§ Text segment
-- begin --

Applied to this veto, your basic tactic would be quasi-principled grandfathering. But that would mean whatever federal prosecutors might otherwise do, they can't prosecute the third most common form of hate crime, but they can continue under existing law to choose to prosecute the first, second, and fourth most common forms. And there is no double jeopardy issue in the half the country where state hate crime laws similarly exclude sexual orientation. Justifying that result with an appeal to even-handedness isn't very persuasive.
5.3.2007 8:18pm
Clayton E. Cramer (mail) (www):
The excuses to give this bill a federal hook for jurisdiction includes:

(E) Such violence is committed using articles that have traveled in interstate commerce.
Yup. Rapists often use knives, condoms, or rope that has traveled in interstate commerce. I guess we can make rape a federal crime.

Forgers use pens that have traveled in interstate commerce. I guess we can make forgery a federal crime.

People who get parking tickets are using vehicles that have traveled in interstate commerce. We can make that a federal crime, too.

Oh wait, the oxygen you breathe has at least crossed state lines--and some of it has traveled in an airliner--so that's interstate commerce! We can make everything a federal crime!
5.3.2007 8:22pm
Trask (www):
There is nothing improper about opposition to this legislation by religious conservatives. Religious conservatives have no objection to laws that prohibit violence against all people including people who engage in homosexual acts. The question is whether there should be a higher penalty created by the law for situations where dislike of homosexuality is the motive for the crime. The only reason why one would make violence against homosexuality a greater offense is if one believes that there is something special about homosexuality that justifies a special penalty. If one assumes that homosexuality is immoral, then it does not make sense to give a person a higher penalty for a crime just because it was motivated by dislike of homosexuality.

-- end --

§ Collected material
-- begin --

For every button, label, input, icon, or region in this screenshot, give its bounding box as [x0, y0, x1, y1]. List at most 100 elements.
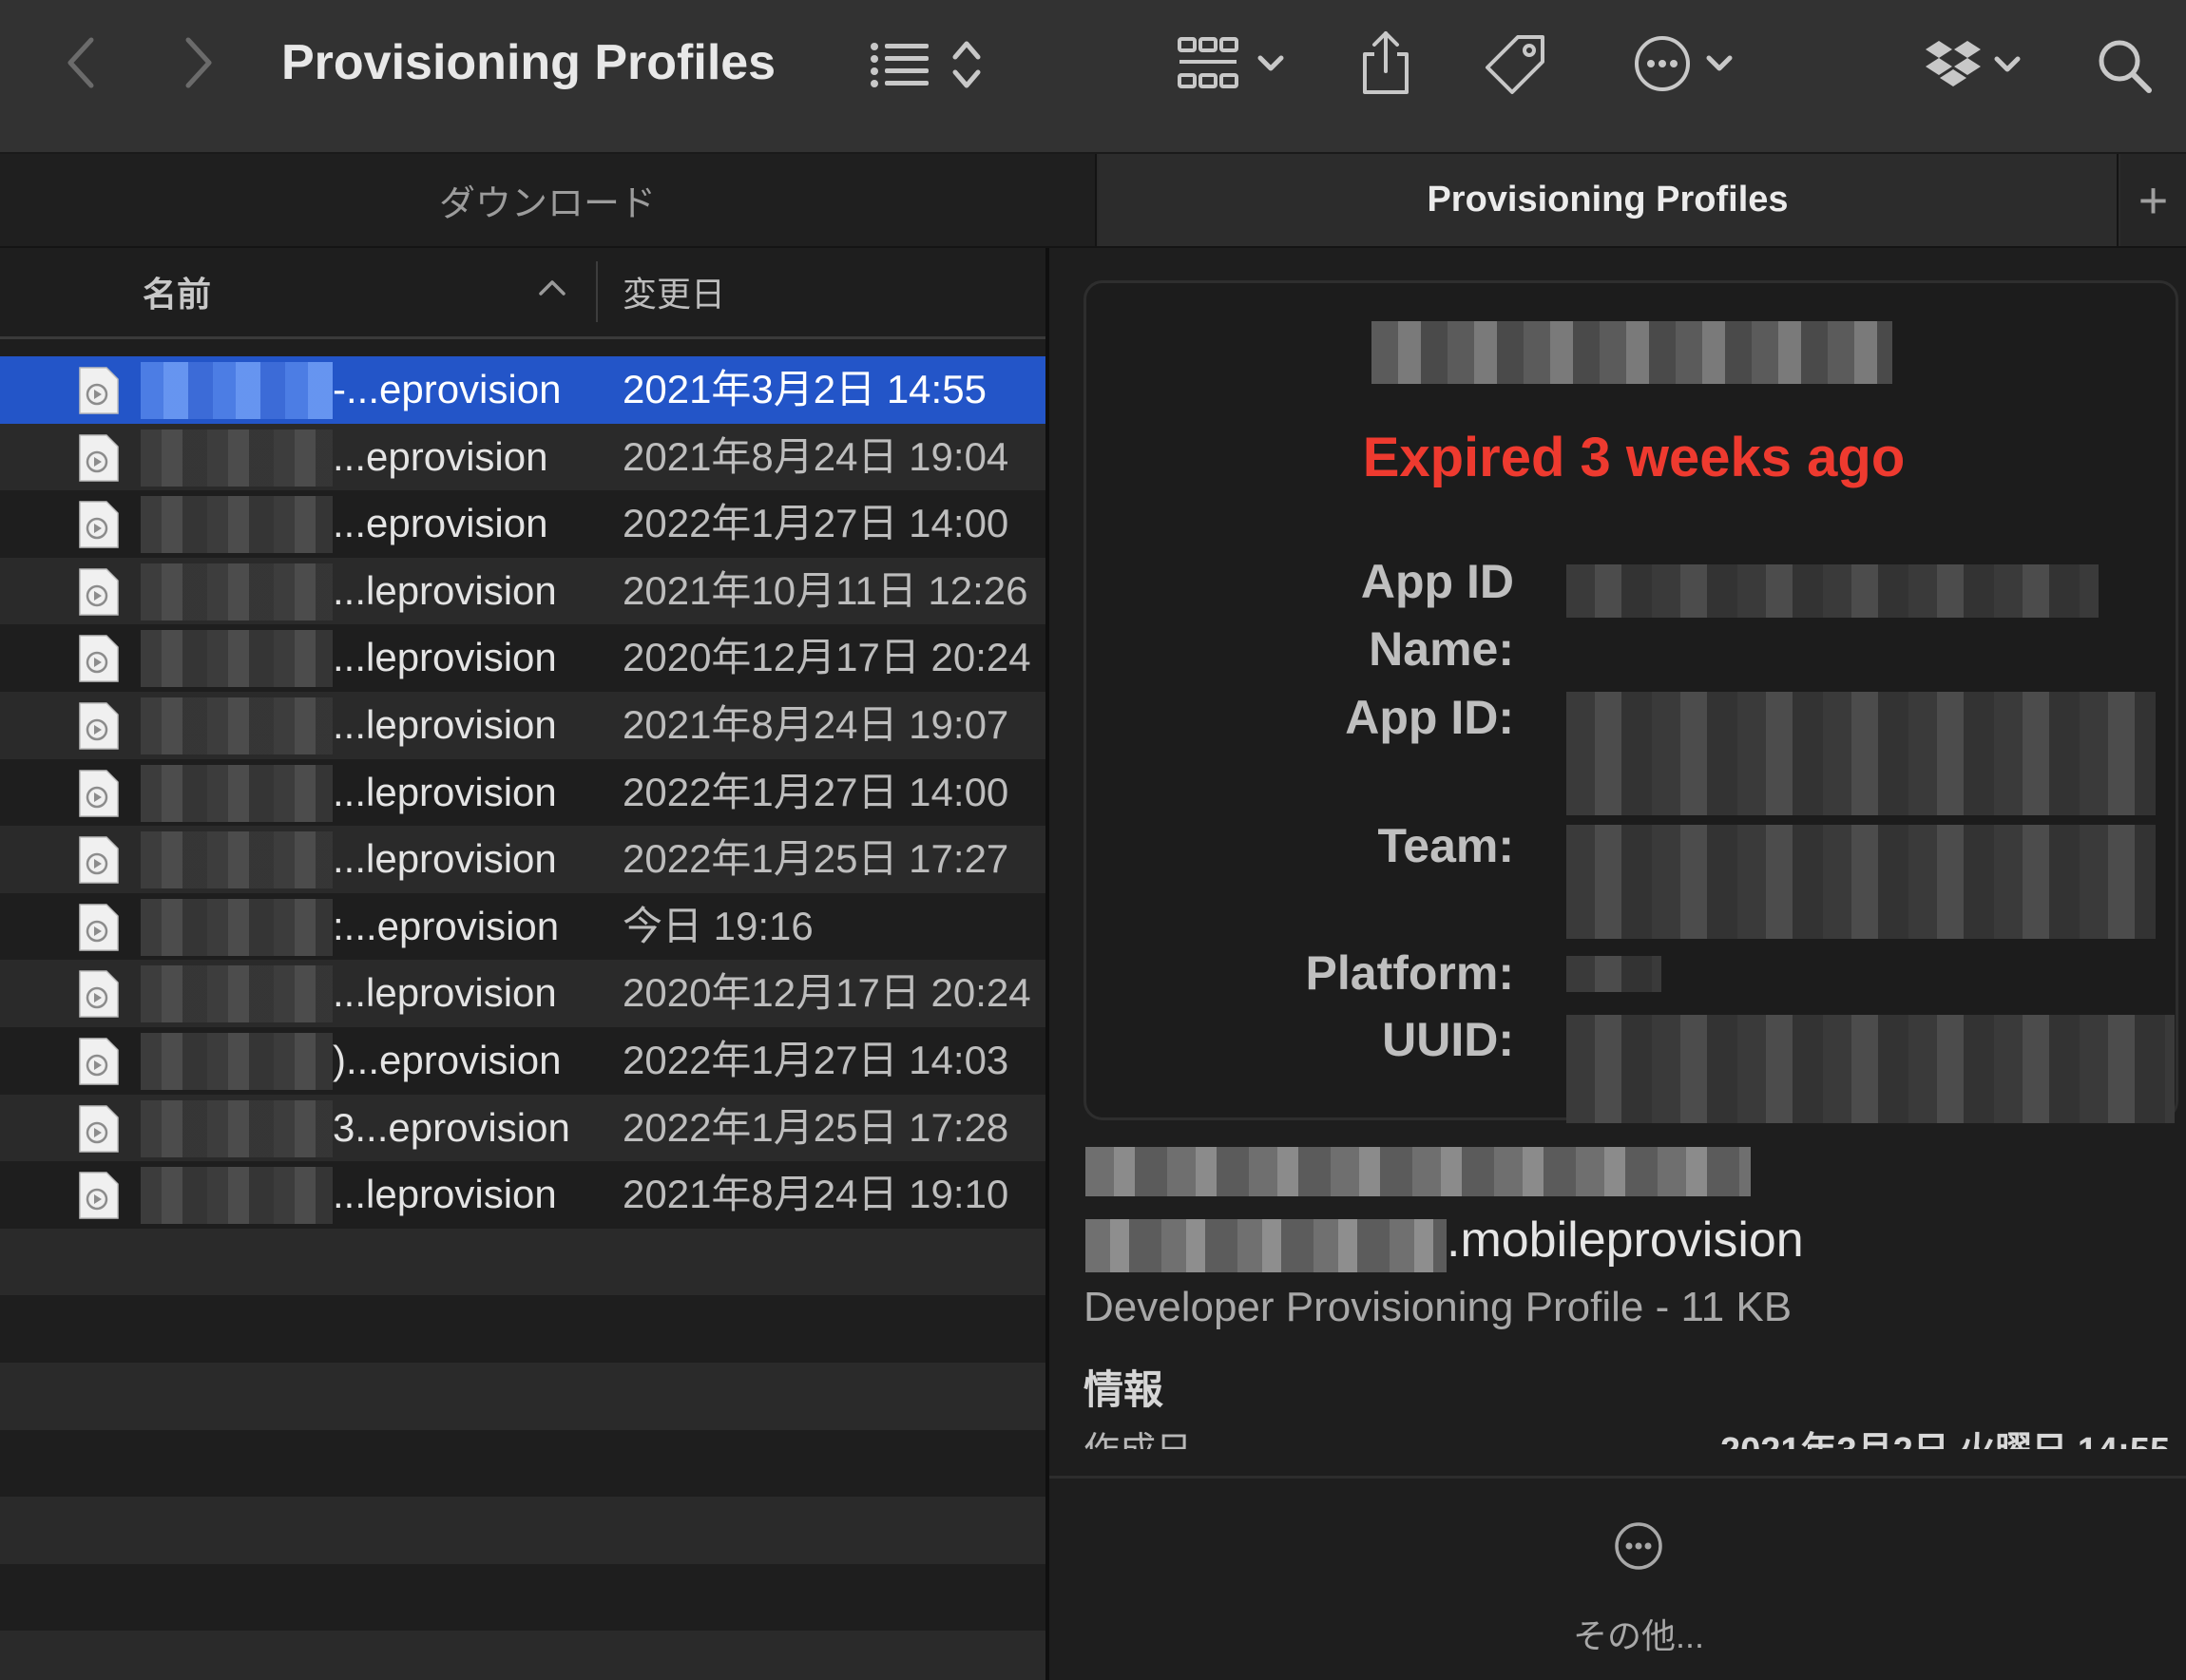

-- end --

§ Tasks to perform
(a) Answer these about the hate crime bill discussion:
(i) In what share of the country do state hate crime laws exclude sexual orientation, according to the first comment?
(ii) Which three items does the Cramer comment say rapists often use?
(iii) According to Trask, what kind of laws do religious conservatives have no objection to?
(b) Please carry on the hate crime bill discussion from its last sentence.

§ Responses by task
(a)
(i) Half the country.
(ii) Knives, condoms, or rope.
(iii) Laws that prohibit violence against all people, including people who engage in homosexual acts.

(b)
In addition, this type of hate crime legislation sets a really bad precedent. The legislation is in essence punishing a person for their dislike of homosexuals. It is not punishing them for engaging in the murderous act since there are other laws that already prevent that. If prohibiting an anti-homosexual state of mind is constitutionally permissible, there is no reason to limit the prohibition to the context of violence. Why not also prohibit offensive hate speech too? Or why not just criminalize the belief that homosexuality is wrong? The logic that justifies the anti-hate crime law just as equally justifies other law repressing those who believe that homosexuality is wrong.

If you do not believe that this is realistic, it is already happening in the United States. The Ninth Circuit Court of Appeals recently ruled (reversed on mootness grounds) that it was acceptable to prohibit a student from wearing a shirt to school that said "homosexuality is shameful." A Federal judge in Chicago, following the Ninth Circuit precedent, just ruled that it was constitutional to prohibit a student from wearing a shirt to school that said "Be happy, not gay." In addition, a Federal judge in Massachusetts just recently ruled that parents have no right to remove their 5 or 6 year old kids from classes that directly brainwash the kids into believing that there is nothing wrong with homosexuality. The court believed that the law was justified, in part, because it promoted a socially good goal of tolerance toward gay people.
5.3.2007 8:26pm
David Walser:
To test this proposition, and to put gays on a par with other groups often targeted for hate crimes, Congress could simply amend the 1968 federal hate-crimes law to add protection for sexual orientation. Then we'll see what the President does.
I don't think that this would be a valid test. Suppose you oppose hate crime protections for any group. Is bigotry the only explanation for opposing the expansion of hate crime protections to yet, another, group? If given the chance, an opponent of hate crimes legislation might prefer repealing the protection for all groups. Since that option is not on the table, vetoing an expansion of the law to include gays would be consistent with opposition to the policy just as it would be consistent with anti-gay bias. Therefore, the test would not prove Bush's bias one way or another.
5.3.2007 8:27pm
Shelby (mail):
Clayton,

Stupid as all that is, it's still better than the justification used in 1937 to extend federal authority over a farmer's wheat grown for use and consumption on his own farm.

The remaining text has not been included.